Task requirements:
Reproduce exactly the lines from the one containing "What does this" through the end of the entries, including both. Drop the pictures.

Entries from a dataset

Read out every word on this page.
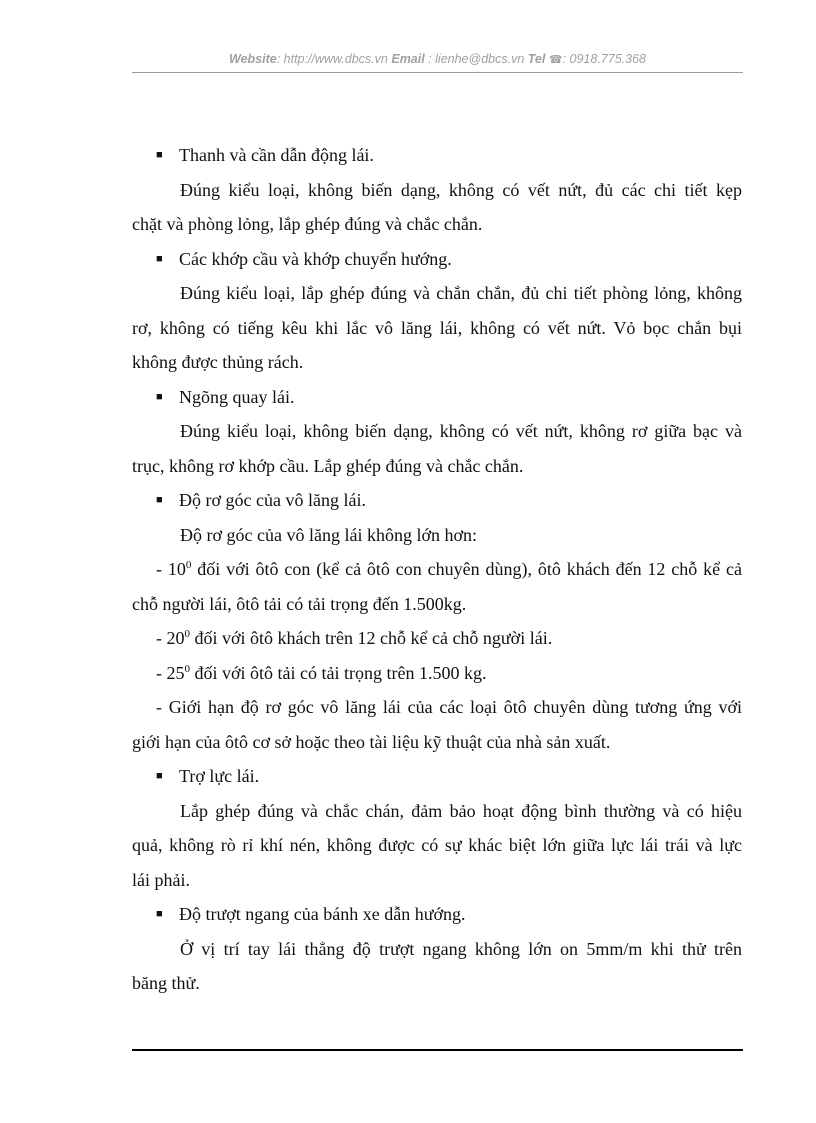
Website: http://www.dbcs.vn Email : lienhe@dbcs.vn Tel ☎: 0918.775.368
■ Thanh và cần dẫn động lái.
Đúng kiểu loại, không biến dạng, không có vết nứt, đủ các chi tiết kẹp
chặt và phòng lỏng, lắp ghép đúng và chắc chắn.
■ Các khớp cầu và khớp chuyển hướng.
Đúng kiểu loại, lắp ghép đúng và chắn chắn, đủ chi tiết phòng lỏng, không
rơ, không có tiếng kêu khi lắc vô lăng lái, không có vết nứt. Vỏ bọc chắn bụi
không được thủng rách.
■ Ngõng quay lái.
Đúng kiểu loại, không biến dạng, không có vết nứt, không rơ giữa bạc và
trục, không rơ khớp cầu. Lắp ghép đúng và chắc chắn.
■ Độ rơ góc của vô lăng lái.
Độ rơ góc của vô lăng lái không lớn hơn:
- $10^0$ đối với ôtô con (kể cả ôtô con chuyên dùng), ôtô khách đến 12 chỗ kể cả
chỗ người lái, ôtô tải có tải trọng đến 1.500kg.
- $20^0$ đối với ôtô khách trên 12 chỗ kể cả chỗ người lái.
- $25^0$ đối với ôtô tải có tải trọng trên 1.500 kg.
- Giới hạn độ rơ góc vô lăng lái của các loại ôtô chuyên dùng tương ứng với
giới hạn của ôtô cơ sở hoặc theo tài liệu kỹ thuật của nhà sản xuất.
■ Trợ lực lái.
Lắp ghép đúng và chắc chán, đảm bảo hoạt động bình thường và có hiệu
quả, không rò rỉ khí nén, không được có sự khác biệt lớn giữa lực lái trái và lực
lái phải.
■ Độ trượt ngang của bánh xe dẫn hướng.
Ở vị trí tay lái thẳng độ trượt ngang không lớn on 5mm/m khi thử trên
băng thử.
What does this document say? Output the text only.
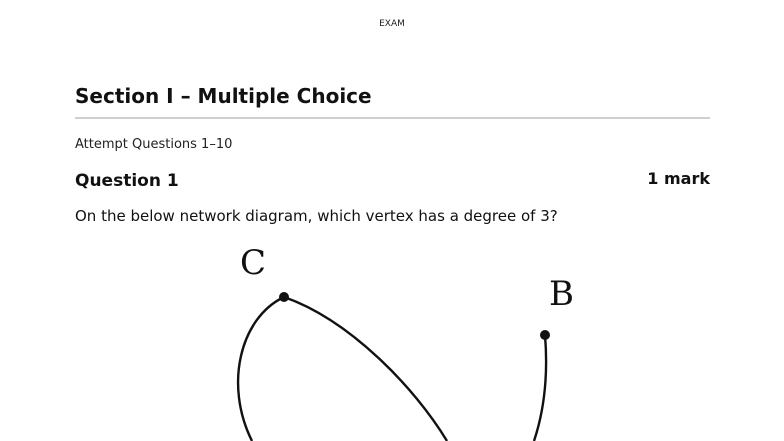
EXAM
Section I – Multiple Choice
Attempt Questions 1–10
Question 1	1 mark
On the below network diagram, which vertex has a degree of 3?
C
B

Output of the task:
What does this document say? Output the text only.
EXAM
Section I – Multiple Choice
Attempt Questions 1–10
Question 1	1 mark
On the below network diagram, which vertex has a degree of 3?
C
B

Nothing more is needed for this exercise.